== PROVIDED DATA

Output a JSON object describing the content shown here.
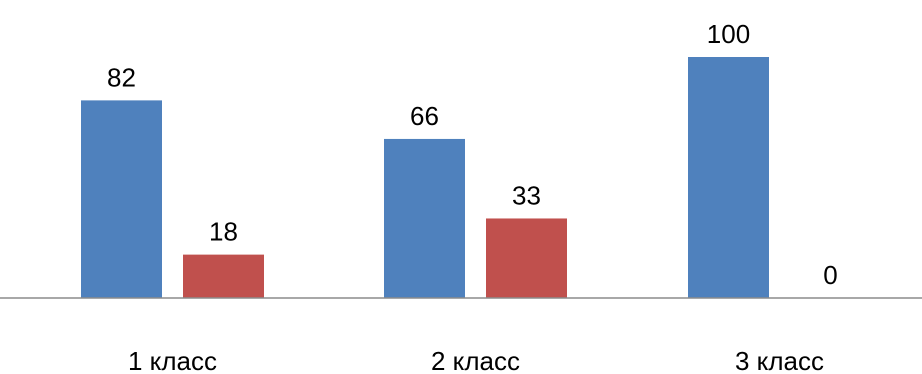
{
  "chart_data": {
    "type": "bar",
    "categories": [
      "1 класс",
      "2 класс",
      "3 класс"
    ],
    "series": [
      {
        "values": [
          82,
          66,
          100
        ],
        "color": "#4f81bd"
      },
      {
        "values": [
          18,
          33,
          0
        ],
        "color": "#c0504d"
      }
    ],
    "ylim": [
      0,
      100
    ],
    "grid": false,
    "legend": "none",
    "data_labels": true
  }
}
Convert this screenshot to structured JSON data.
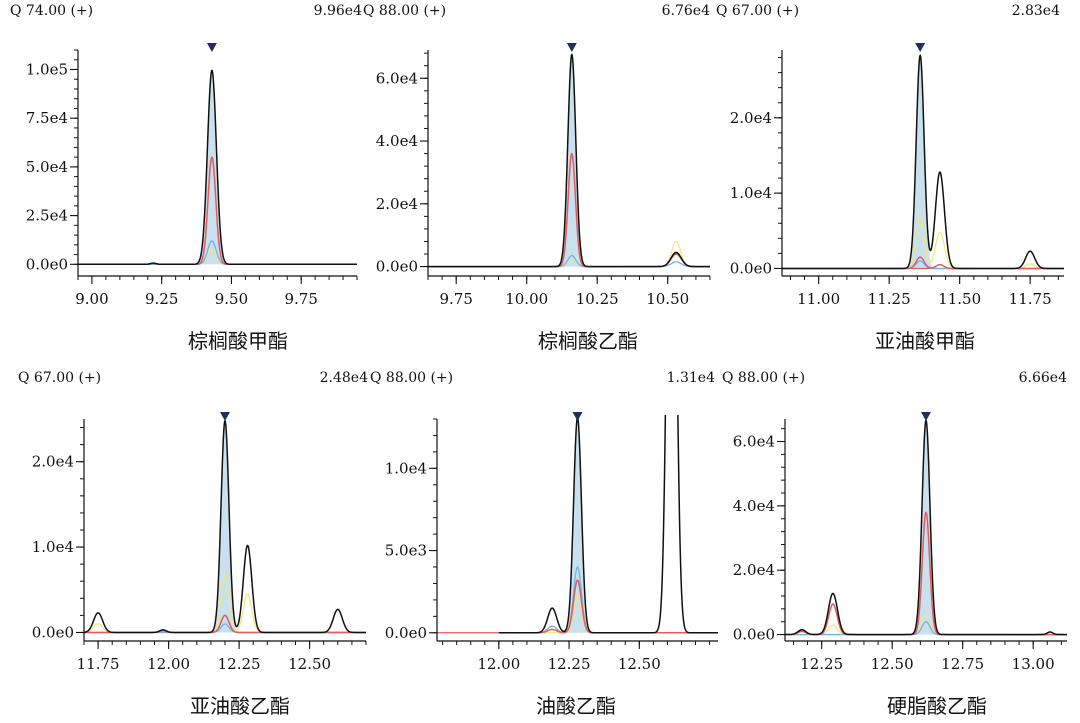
{
  "colors": {
    "axis": "#111111",
    "trace_main": "#111111",
    "trace_q1": "#e45b5b",
    "trace_q2": "#6fb3ee",
    "trace_q3": "#f2e77a",
    "peak_fill": "#c9e0ef",
    "baseline_red": "#e45b5b",
    "marker": "#1d2f66"
  },
  "chart_data": [
    {
      "type": "line",
      "title": "棕榈酸甲酯",
      "header_ion": "Q 74.00 (+)",
      "header_max": "9.96e4",
      "xlim": [
        8.95,
        9.95
      ],
      "ylim": [
        -6000,
        110000
      ],
      "xticks": [
        9.0,
        9.25,
        9.5,
        9.75
      ],
      "xtick_labels": [
        "9.00",
        "9.25",
        "9.50",
        "9.75"
      ],
      "xminor": 0.05,
      "yticks": [
        0,
        25000,
        50000,
        75000,
        100000
      ],
      "ytick_labels": [
        "0.0e0",
        "2.5e4",
        "5.0e4",
        "7.5e4",
        "1.0e5"
      ],
      "yminor": 5000,
      "marker_x": 9.43,
      "red_baseline": [
        9.62,
        9.84
      ],
      "trace_range": [
        8.95,
        9.95
      ],
      "series": [
        {
          "name": "main",
          "peaks": [
            [
              9.43,
              99600,
              0.016
            ],
            [
              9.22,
              600,
              0.01
            ]
          ]
        },
        {
          "name": "q1",
          "peaks": [
            [
              9.43,
              55000,
              0.014
            ],
            [
              9.22,
              500,
              0.01
            ]
          ]
        },
        {
          "name": "q2",
          "peaks": [
            [
              9.43,
              12000,
              0.015
            ]
          ]
        },
        {
          "name": "q3",
          "peaks": [
            [
              9.43,
              8000,
              0.015
            ]
          ]
        }
      ]
    },
    {
      "type": "line",
      "title": "棕榈酸乙酯",
      "header_ion": "Q 88.00 (+)",
      "header_max": "6.76e4",
      "xlim": [
        9.65,
        10.65
      ],
      "ylim": [
        -3000,
        69000
      ],
      "xticks": [
        9.75,
        10.0,
        10.25,
        10.5
      ],
      "xtick_labels": [
        "9.75",
        "10.00",
        "10.25",
        "10.50"
      ],
      "xminor": 0.05,
      "yticks": [
        0,
        20000,
        40000,
        60000
      ],
      "ytick_labels": [
        "0.0e0",
        "2.0e4",
        "4.0e4",
        "6.0e4"
      ],
      "yminor": 4000,
      "marker_x": 10.16,
      "red_baseline": [
        10.34,
        10.46
      ],
      "trace_range": [
        9.65,
        10.65
      ],
      "series": [
        {
          "name": "main",
          "peaks": [
            [
              10.16,
              67600,
              0.014
            ],
            [
              10.53,
              4500,
              0.018
            ]
          ]
        },
        {
          "name": "q1",
          "peaks": [
            [
              10.16,
              36000,
              0.013
            ],
            [
              10.53,
              4000,
              0.018
            ]
          ]
        },
        {
          "name": "q2",
          "peaks": [
            [
              10.16,
              3500,
              0.014
            ],
            [
              10.53,
              1500,
              0.018
            ]
          ]
        },
        {
          "name": "q3",
          "peaks": [
            [
              10.16,
              2500,
              0.014
            ],
            [
              10.53,
              8000,
              0.016
            ]
          ]
        }
      ]
    },
    {
      "type": "line",
      "title": "亚油酸甲酯",
      "header_ion": "Q 67.00 (+)",
      "header_max": "2.83e4",
      "xlim": [
        10.87,
        11.87
      ],
      "ylim": [
        -1000,
        29000
      ],
      "xticks": [
        11.0,
        11.25,
        11.5,
        11.75
      ],
      "xtick_labels": [
        "11.00",
        "11.25",
        "11.50",
        "11.75"
      ],
      "xminor": 0.05,
      "yticks": [
        0,
        10000,
        20000
      ],
      "ytick_labels": [
        "0.0e0",
        "1.0e4",
        "2.0e4"
      ],
      "yminor": 2000,
      "marker_x": 11.36,
      "red_baseline": [
        10.87,
        11.55
      ],
      "trace_range": [
        10.87,
        11.87
      ],
      "series": [
        {
          "name": "main",
          "peaks": [
            [
              11.36,
              28300,
              0.014
            ],
            [
              11.43,
              12800,
              0.016
            ],
            [
              11.75,
              2300,
              0.016
            ]
          ]
        },
        {
          "name": "q1",
          "peaks": [
            [
              11.36,
              1500,
              0.014
            ],
            [
              11.43,
              500,
              0.014
            ]
          ]
        },
        {
          "name": "q2",
          "peaks": [
            [
              11.36,
              1000,
              0.014
            ]
          ]
        },
        {
          "name": "q3",
          "peaks": [
            [
              11.36,
              7000,
              0.014
            ],
            [
              11.43,
              4800,
              0.016
            ],
            [
              11.75,
              600,
              0.016
            ]
          ]
        }
      ]
    },
    {
      "type": "line",
      "title": "亚油酸乙酯",
      "header_ion": "Q 67.00 (+)",
      "header_max": "2.48e4",
      "xlim": [
        11.7,
        12.7
      ],
      "ylim": [
        -1000,
        25000
      ],
      "xticks": [
        11.75,
        12.0,
        12.25,
        12.5
      ],
      "xtick_labels": [
        "11.75",
        "12.00",
        "12.25",
        "12.50"
      ],
      "xminor": 0.05,
      "yticks": [
        0,
        10000,
        20000
      ],
      "ytick_labels": [
        "0.0e0",
        "1.0e4",
        "2.0e4"
      ],
      "yminor": 2000,
      "marker_x": 12.2,
      "red_baseline": [
        12.33,
        12.62
      ],
      "trace_range": [
        11.7,
        12.7
      ],
      "series": [
        {
          "name": "main",
          "peaks": [
            [
              12.2,
              24800,
              0.014
            ],
            [
              12.28,
              10200,
              0.015
            ],
            [
              11.75,
              2300,
              0.016
            ],
            [
              12.6,
              2700,
              0.016
            ],
            [
              11.98,
              300,
              0.012
            ]
          ]
        },
        {
          "name": "q1",
          "peaks": [
            [
              12.2,
              2000,
              0.014
            ],
            [
              11.98,
              200,
              0.012
            ]
          ]
        },
        {
          "name": "q2",
          "peaks": [
            [
              12.2,
              1000,
              0.014
            ]
          ]
        },
        {
          "name": "q3",
          "peaks": [
            [
              12.2,
              6800,
              0.014
            ],
            [
              12.28,
              4500,
              0.015
            ],
            [
              11.75,
              1000,
              0.016
            ]
          ]
        }
      ]
    },
    {
      "type": "line",
      "title": "油酸乙酯",
      "header_ion": "Q 88.00 (+)",
      "header_max": "1.31e4",
      "xlim": [
        11.78,
        12.78
      ],
      "ylim": [
        -500,
        13000
      ],
      "xticks": [
        12.0,
        12.25,
        12.5
      ],
      "xtick_labels": [
        "12.00",
        "12.25",
        "12.50"
      ],
      "xminor": 0.05,
      "yticks": [
        0,
        5000,
        10000
      ],
      "ytick_labels": [
        "0.0e0",
        "5.0e3",
        "1.0e4"
      ],
      "yminor": 1000,
      "marker_x": 12.28,
      "red_baseline": [
        11.78,
        12.0
      ],
      "trace_range": [
        12.0,
        12.78
      ],
      "series": [
        {
          "name": "main",
          "peaks": [
            [
              12.28,
              13100,
              0.014
            ],
            [
              12.19,
              1500,
              0.016
            ],
            [
              12.615,
              40000,
              0.015
            ]
          ]
        },
        {
          "name": "q1",
          "peaks": [
            [
              12.28,
              3200,
              0.014
            ],
            [
              12.19,
              200,
              0.016
            ]
          ]
        },
        {
          "name": "q2",
          "peaks": [
            [
              12.28,
              4000,
              0.014
            ],
            [
              12.19,
              400,
              0.016
            ]
          ]
        },
        {
          "name": "q3",
          "peaks": [
            [
              12.28,
              2200,
              0.014
            ]
          ]
        }
      ]
    },
    {
      "type": "line",
      "title": "硬脂酸乙酯",
      "header_ion": "Q 88.00 (+)",
      "header_max": "6.66e4",
      "xlim": [
        12.12,
        13.12
      ],
      "ylim": [
        -2000,
        67000
      ],
      "xticks": [
        12.25,
        12.5,
        12.75,
        13.0
      ],
      "xtick_labels": [
        "12.25",
        "12.50",
        "12.75",
        "13.00"
      ],
      "xminor": 0.05,
      "yticks": [
        0,
        20000,
        40000,
        60000
      ],
      "ytick_labels": [
        "0.0e0",
        "2.0e4",
        "4.0e4",
        "6.0e4"
      ],
      "yminor": 4000,
      "marker_x": 12.62,
      "red_baseline": [
        12.7,
        12.92
      ],
      "trace_range": [
        12.12,
        13.12
      ],
      "series": [
        {
          "name": "main",
          "peaks": [
            [
              12.62,
              66600,
              0.014
            ],
            [
              12.29,
              12800,
              0.016
            ],
            [
              12.18,
              1500,
              0.014
            ],
            [
              13.06,
              800,
              0.01
            ]
          ]
        },
        {
          "name": "q1",
          "peaks": [
            [
              12.62,
              38000,
              0.013
            ],
            [
              12.29,
              9500,
              0.015
            ],
            [
              12.18,
              1000,
              0.014
            ]
          ]
        },
        {
          "name": "q2",
          "peaks": [
            [
              12.62,
              4000,
              0.014
            ]
          ]
        },
        {
          "name": "q3",
          "peaks": [
            [
              12.62,
              6000,
              0.014
            ],
            [
              12.29,
              3000,
              0.015
            ]
          ]
        }
      ]
    }
  ]
}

====

**WHAT IS NEEDED:** Pull out every line above that holds the word "JSON".

**RESULT:**
Output a JSON object describing the content shown here.
Convert this screenshot to structured JSON data.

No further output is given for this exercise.